__WRITTEN TASK__. Output every line of the data exactly as it appears.

# PROVIDED INFORMATION start

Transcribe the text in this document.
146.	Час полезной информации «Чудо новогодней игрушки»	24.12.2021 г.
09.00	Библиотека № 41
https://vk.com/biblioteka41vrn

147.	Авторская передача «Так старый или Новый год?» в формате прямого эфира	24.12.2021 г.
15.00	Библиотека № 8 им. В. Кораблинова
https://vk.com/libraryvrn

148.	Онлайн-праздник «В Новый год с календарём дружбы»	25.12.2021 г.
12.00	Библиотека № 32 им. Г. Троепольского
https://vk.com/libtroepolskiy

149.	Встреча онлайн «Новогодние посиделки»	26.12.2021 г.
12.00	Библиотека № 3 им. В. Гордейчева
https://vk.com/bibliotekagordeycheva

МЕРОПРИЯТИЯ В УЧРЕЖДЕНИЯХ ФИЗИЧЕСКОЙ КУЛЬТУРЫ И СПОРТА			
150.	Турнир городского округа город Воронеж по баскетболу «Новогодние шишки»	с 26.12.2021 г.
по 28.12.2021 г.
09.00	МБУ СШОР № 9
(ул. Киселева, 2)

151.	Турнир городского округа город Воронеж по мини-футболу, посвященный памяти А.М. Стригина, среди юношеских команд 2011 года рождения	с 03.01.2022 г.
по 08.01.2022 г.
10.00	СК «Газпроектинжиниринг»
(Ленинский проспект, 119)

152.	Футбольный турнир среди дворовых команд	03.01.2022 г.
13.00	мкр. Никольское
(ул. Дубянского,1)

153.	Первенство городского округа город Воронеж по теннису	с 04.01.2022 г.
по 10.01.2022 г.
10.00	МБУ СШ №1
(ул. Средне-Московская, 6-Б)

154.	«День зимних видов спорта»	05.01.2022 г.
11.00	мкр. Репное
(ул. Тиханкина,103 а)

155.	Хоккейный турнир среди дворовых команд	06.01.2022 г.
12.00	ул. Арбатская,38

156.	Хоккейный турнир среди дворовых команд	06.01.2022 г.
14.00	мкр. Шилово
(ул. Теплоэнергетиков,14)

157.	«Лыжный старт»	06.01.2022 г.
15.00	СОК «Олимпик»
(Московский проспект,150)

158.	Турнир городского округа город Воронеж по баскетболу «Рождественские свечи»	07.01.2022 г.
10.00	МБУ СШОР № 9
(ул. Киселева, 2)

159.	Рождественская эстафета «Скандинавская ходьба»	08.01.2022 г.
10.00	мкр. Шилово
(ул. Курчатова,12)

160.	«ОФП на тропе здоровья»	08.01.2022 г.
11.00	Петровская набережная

# PROVIDED INFORMATION end

__REPLY TO THE TASK__.
Transcribe the text in this document.
146.	Час полезной информации «Чудо новогодней игрушки»	24.12.2021 г.
09.00	Библиотека № 41
https://vk.com/biblioteka41vrn

147.	Авторская передача «Так старый или Новый год?» в формате прямого эфира	24.12.2021 г.
15.00	Библиотека № 8 им. В. Кораблинова
https://vk.com/libraryvrn

148.	Онлайн-праздник «В Новый год с календарём дружбы»	25.12.2021 г.
12.00	Библиотека № 32 им. Г. Троепольского
https://vk.com/libtroepolskiy

149.	Встреча онлайн «Новогодние посиделки»	26.12.2021 г.
12.00	Библиотека № 3 им. В. Гордейчева
https://vk.com/bibliotekagordeycheva

МЕРОПРИЯТИЯ В УЧРЕЖДЕНИЯХ ФИЗИЧЕСКОЙ КУЛЬТУРЫ И СПОРТА			
150.	Турнир городского округа город Воронеж по баскетболу «Новогодние шишки»	с 26.12.2021 г.
по 28.12.2021 г.
09.00	МБУ СШОР № 9
(ул. Киселева, 2)

151.	Турнир городского округа город Воронеж по мини-футболу, посвященный памяти А.М. Стригина, среди юношеских команд 2011 года рождения	с 03.01.2022 г.
по 08.01.2022 г.
10.00	СК «Газпроектинжиниринг»
(Ленинский проспект, 119)

152.	Футбольный турнир среди дворовых команд	03.01.2022 г.
13.00	мкр. Никольское
(ул. Дубянского,1)

153.	Первенство городского округа город Воронеж по теннису	с 04.01.2022 г.
по 10.01.2022 г.
10.00	МБУ СШ №1
(ул. Средне-Московская, 6-Б)

154.	«День зимних видов спорта»	05.01.2022 г.
11.00	мкр. Репное
(ул. Тиханкина,103 а)

155.	Хоккейный турнир среди дворовых команд	06.01.2022 г.
12.00	ул. Арбатская,38

156.	Хоккейный турнир среди дворовых команд	06.01.2022 г.
14.00	мкр. Шилово
(ул. Теплоэнергетиков,14)

157.	«Лыжный старт»	06.01.2022 г.
15.00	СОК «Олимпик»
(Московский проспект,150)

158.	Турнир городского округа город Воронеж по баскетболу «Рождественские свечи»	07.01.2022 г.
10.00	МБУ СШОР № 9
(ул. Киселева, 2)

159.	Рождественская эстафета «Скандинавская ходьба»	08.01.2022 г.
10.00	мкр. Шилово
(ул. Курчатова,12)

160.	«ОФП на тропе здоровья»	08.01.2022 г.
11.00	Петровская набережная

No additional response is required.